#### [Exercice court 1]
Recopiez à l'identique, dans les enregistrements, le passage allant de la ligne qui contient "precip-blob — [279, 287, 293, 302]" jusqu'à la ligne qui contient "contour-71-mid — [78, 353, 891, 507]", bornes incluses.

#### [Texte du document]

§

Et pourtant il était sérieux. A l’en croire, la question réunit toutes les données du drame national des trente dernières années. Très versé dans le dossier, il parlait en politique. « Je pense que toute mesure non fondée sur la volonté de régler réellement le problème de la pollution serait vouée à un échec, assène-t-il. »
En clair, après avoir décidé de régler réellement le problème de la pollution, il faut faire partager cette volonté aux populations. J’étais du même avis, mais je n’avais aucune idée des mesures concrètes à prendre, n’ayant jamais abordé la question sous l’angle scientifique ou technique. Voici alors comment mon ami, le docteur Maurice Vignon, satisfit ma curiosité de néophyte.
« Ecoute mon cher, dit-il, dans l’immédiat, il faut prendre des mesures pour gérer le problème au quotidien. Ce sont des mesures d’ordre essentiellement techniques bien connues de ceux qui sont en charge du dossier :
- le remplacement de vélomoteurs 2T par des vélomoteurs 4T, moins polluants, l'amélioration de la qualité de l'huile pour le 2T et de la qualité des mélanges essence/huile.

§

#### [Exercice court 2]
Selon le texte du document, par quel type de vélomoteurs faut-il remplacer les vélomoteurs 2T ?

§

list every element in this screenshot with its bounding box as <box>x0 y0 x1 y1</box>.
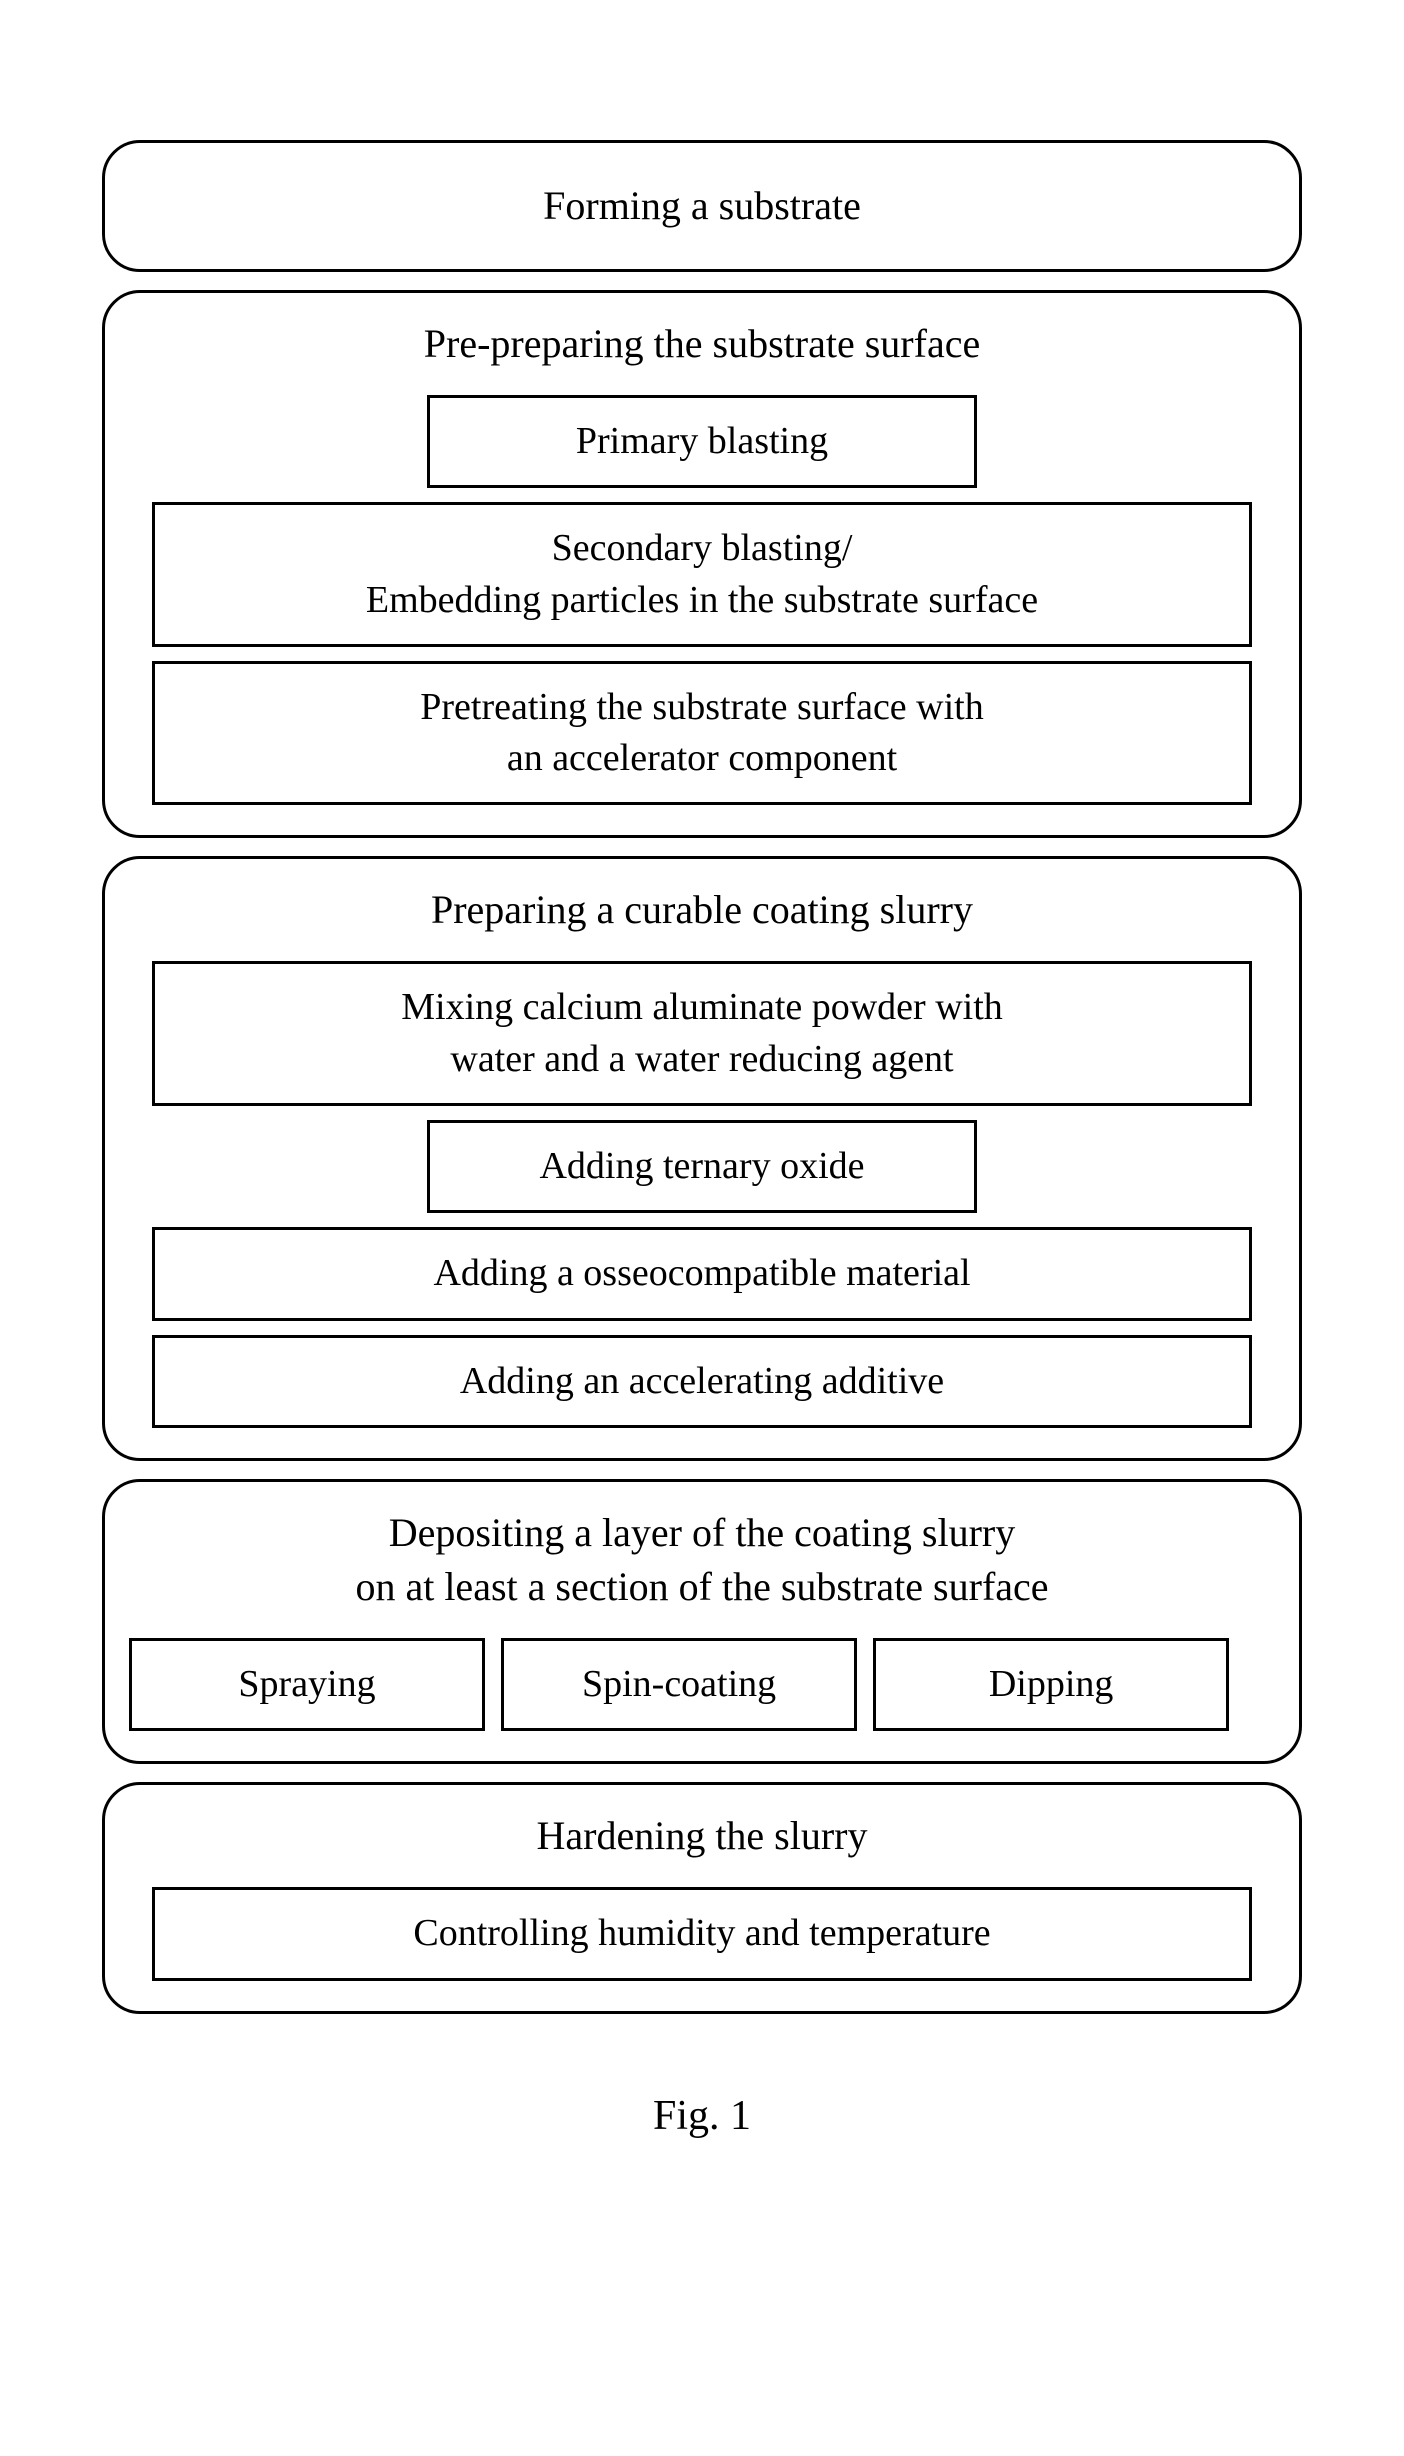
step-4-sub-steps-row: Spraying Spin-coating Dipping <box>129 1638 1229 1731</box>
substep-accelerating-additive: Adding an accelerating additive <box>152 1335 1252 1428</box>
substep-secondary-blasting: Secondary blasting/Embedding particles i… <box>152 502 1252 647</box>
substep-osseocompatible: Adding a osseocompatible material <box>152 1227 1252 1320</box>
step-4-depositing: Depositing a layer of the coating slurry… <box>102 1479 1302 1764</box>
step-3-sub-steps: Mixing calcium aluminate powder withwate… <box>129 961 1275 1427</box>
step-1-forming-substrate: Forming a substrate <box>102 140 1302 272</box>
substep-mixing: Mixing calcium aluminate powder withwate… <box>152 961 1252 1106</box>
substep-dipping: Dipping <box>873 1638 1229 1731</box>
figure-label: Fig. 1 <box>102 2092 1302 2140</box>
substep-spin-coating: Spin-coating <box>501 1638 857 1731</box>
substep-pretreating: Pretreating the substrate surface withan… <box>152 661 1252 806</box>
substep-primary-blasting: Primary blasting <box>427 395 977 488</box>
step-3-preparing-slurry: Preparing a curable coating slurry Mixin… <box>102 856 1302 1460</box>
step-2-label: Pre-preparing the substrate surface <box>129 317 1275 371</box>
step-5-sub-steps: Controlling humidity and temperature <box>129 1887 1275 1980</box>
process-flowchart: Forming a substrate Pre-preparing the su… <box>102 140 1302 2140</box>
step-2-pre-preparing: Pre-preparing the substrate surface Prim… <box>102 290 1302 838</box>
step-3-label: Preparing a curable coating slurry <box>129 883 1275 937</box>
step-1-label: Forming a substrate <box>125 179 1279 233</box>
substep-humidity-temperature: Controlling humidity and temperature <box>152 1887 1252 1980</box>
substep-spraying: Spraying <box>129 1638 485 1731</box>
step-5-label: Hardening the slurry <box>129 1809 1275 1863</box>
step-4-label: Depositing a layer of the coating slurry… <box>129 1506 1275 1614</box>
step-2-sub-steps: Primary blasting Secondary blasting/Embe… <box>129 395 1275 805</box>
step-5-hardening: Hardening the slurry Controlling humidit… <box>102 1782 1302 2013</box>
substep-ternary-oxide: Adding ternary oxide <box>427 1120 977 1213</box>
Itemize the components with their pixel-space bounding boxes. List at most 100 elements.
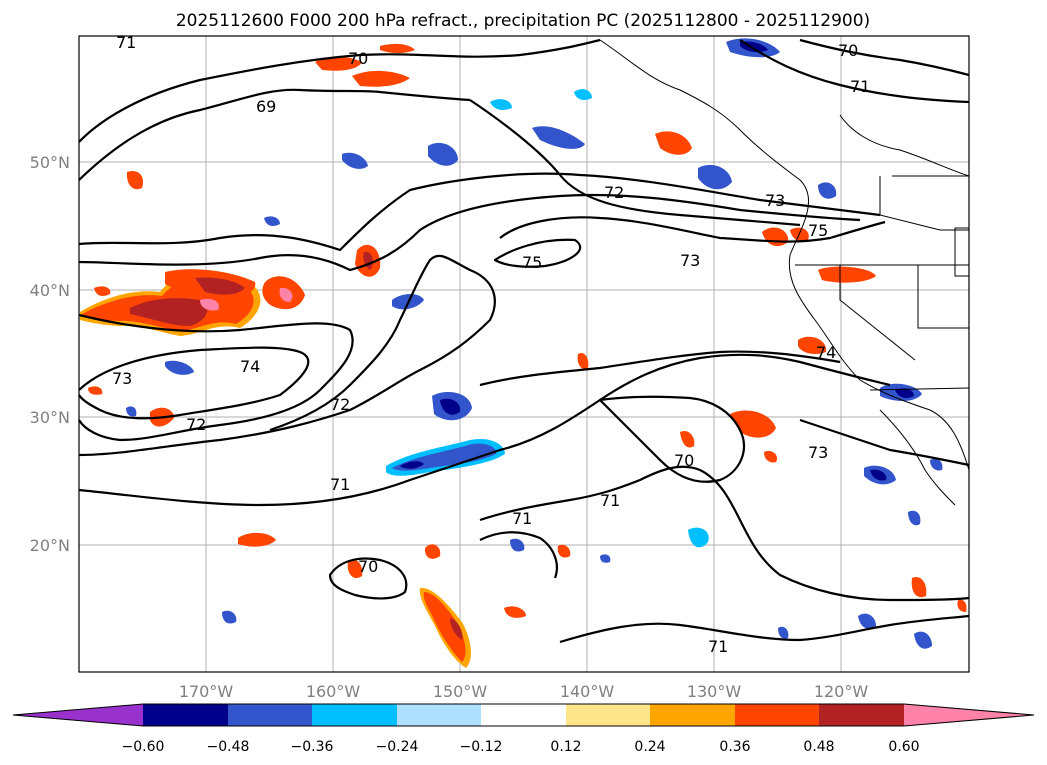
precip-blob — [279, 287, 293, 302]
precip-blob — [532, 126, 585, 149]
contour-label: 70 — [348, 49, 368, 68]
precip-blob — [870, 469, 887, 481]
lon-label: 130°W — [687, 682, 742, 701]
precip-blob — [764, 450, 778, 463]
contour-70-closed — [598, 395, 745, 483]
precip-blob — [126, 170, 144, 190]
contour-71-mid — [78, 353, 891, 507]
lat-label: 40°N — [30, 281, 70, 300]
precip-blob — [450, 618, 463, 640]
colorbar-tick-label: 0.36 — [719, 739, 750, 755]
colorbar-extend-high — [904, 704, 1034, 726]
precip-blob — [818, 182, 837, 199]
precip-blob — [930, 458, 943, 471]
contour-75 — [499, 216, 886, 243]
contour-75-closed — [493, 238, 582, 268]
precip-blob — [504, 606, 526, 618]
colorbar-segment — [397, 704, 481, 726]
precip-blob — [200, 298, 219, 311]
precip-blob — [222, 610, 237, 624]
colorbar-tick-label: 0.12 — [550, 739, 581, 755]
contour-label: 72 — [330, 395, 350, 414]
precip-blob — [264, 216, 280, 226]
precip-blob — [94, 286, 111, 296]
colorbar-segment — [566, 704, 650, 726]
map-background — [79, 36, 969, 672]
precip-blob — [400, 461, 424, 469]
colorbar-outline — [12, 703, 1035, 727]
lat-axis: 50°N 40°N 30°N 20°N — [30, 153, 70, 555]
us-mexico-border — [869, 387, 970, 391]
contour-71-ne — [739, 39, 970, 104]
contour-label: 69 — [256, 97, 276, 116]
precip-blob — [655, 131, 692, 155]
precip-blob — [342, 152, 368, 169]
colorbar-extend-low — [13, 704, 143, 726]
contour-label: 71 — [600, 491, 620, 510]
contour-label: 71 — [850, 77, 870, 96]
precip-blob — [352, 70, 410, 87]
contour-70-ne — [799, 38, 970, 77]
lon-label: 170°W — [179, 682, 234, 701]
contour-label: 71 — [512, 509, 532, 528]
precip-blob — [908, 510, 921, 526]
contour-73-east — [799, 418, 970, 467]
contour-label: 72 — [604, 183, 624, 202]
contour-label: 70 — [838, 41, 858, 60]
state-border-ca-nv — [839, 265, 916, 361]
contour-73-north — [469, 99, 801, 227]
lon-label: 120°W — [814, 682, 869, 701]
lon-label: 150°W — [433, 682, 488, 701]
colorbar-segment — [481, 704, 566, 726]
colorbar-tick-label: 0.48 — [803, 739, 834, 755]
lat-label: 50°N — [30, 153, 70, 172]
contour-71-south — [479, 465, 970, 602]
lat-label: 20°N — [30, 536, 70, 555]
precip-blob — [510, 538, 525, 552]
north-america-coastline — [599, 39, 970, 471]
precip-blob — [126, 406, 137, 417]
precip-blob — [858, 613, 876, 629]
precip-blob — [380, 43, 415, 53]
precip-blob — [577, 352, 589, 370]
lon-label: 160°W — [306, 682, 361, 701]
contour-label: 74 — [816, 343, 836, 362]
precip-blob — [238, 532, 276, 547]
colorbar-segment — [819, 704, 904, 726]
contour-69 — [78, 88, 471, 181]
coastlines — [599, 39, 970, 506]
contour-label: 71 — [116, 33, 136, 52]
refractivity-contours — [78, 38, 970, 644]
colorbar-segment — [143, 704, 228, 726]
precip-blob — [490, 99, 512, 110]
contour-label: 73 — [765, 191, 785, 210]
colorbar-tick-label: −0.48 — [207, 739, 250, 755]
precip-blob — [778, 626, 789, 639]
contour-labels: 71 70 69 72 73 75 75 73 74 73 74 72 72 7… — [112, 33, 870, 656]
contour-label: 75 — [808, 221, 828, 240]
precip-blob — [911, 576, 927, 598]
colorbar-ticks: −0.60 −0.48 −0.36 −0.24 −0.12 0.12 0.24 … — [122, 739, 920, 755]
precip-blob — [680, 430, 695, 448]
precip-blob — [88, 386, 103, 395]
precip-blob — [428, 142, 458, 166]
colorbar-tick-label: −0.12 — [460, 739, 503, 755]
contour-70-south — [328, 557, 408, 600]
contour-72-west — [78, 346, 310, 420]
baja-peninsula — [879, 409, 956, 506]
colorbar-tick-label: −0.60 — [122, 739, 165, 755]
contour-label: 72 — [186, 415, 206, 434]
contour-label: 73 — [680, 251, 700, 270]
precip-blob — [600, 554, 611, 563]
map-frame — [78, 35, 970, 673]
contour-73-mid — [479, 350, 841, 387]
precip-blob — [895, 388, 914, 398]
contour-72-b — [78, 193, 861, 272]
contour-71-loop — [479, 531, 558, 579]
lat-label: 30°N — [30, 408, 70, 427]
precip-blob — [688, 527, 709, 548]
colorbar-segment — [228, 704, 312, 726]
contour-73-west — [78, 313, 354, 442]
precip-blob — [347, 559, 363, 579]
contour-label: 70 — [674, 451, 694, 470]
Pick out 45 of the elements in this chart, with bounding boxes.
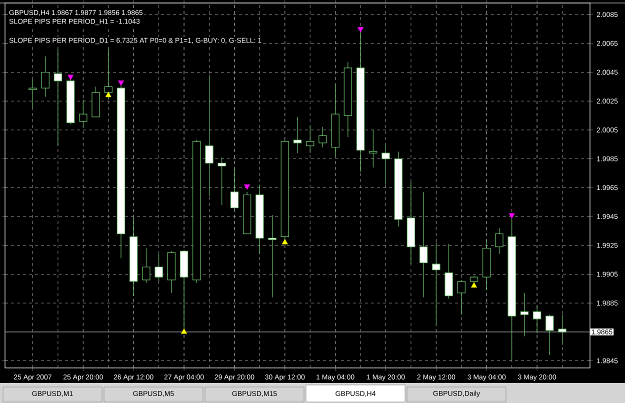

§

#### [Résultat attendu 1]
precip-blob — [279, 287, 293, 302]
precip-blob — [532, 126, 585, 149]
contour-label: 70 — [348, 49, 368, 68]
precip-blob — [870, 469, 887, 481]
lon-label: 130°W — [687, 682, 742, 701]
precip-blob — [764, 450, 778, 463]
contour-70-closed — [598, 395, 745, 483]
precip-blob — [126, 170, 144, 190]
contour-71-mid — [78, 353, 891, 507]

#### [Résultat attendu 2]
Par des vélomoteurs 4T, moins polluants.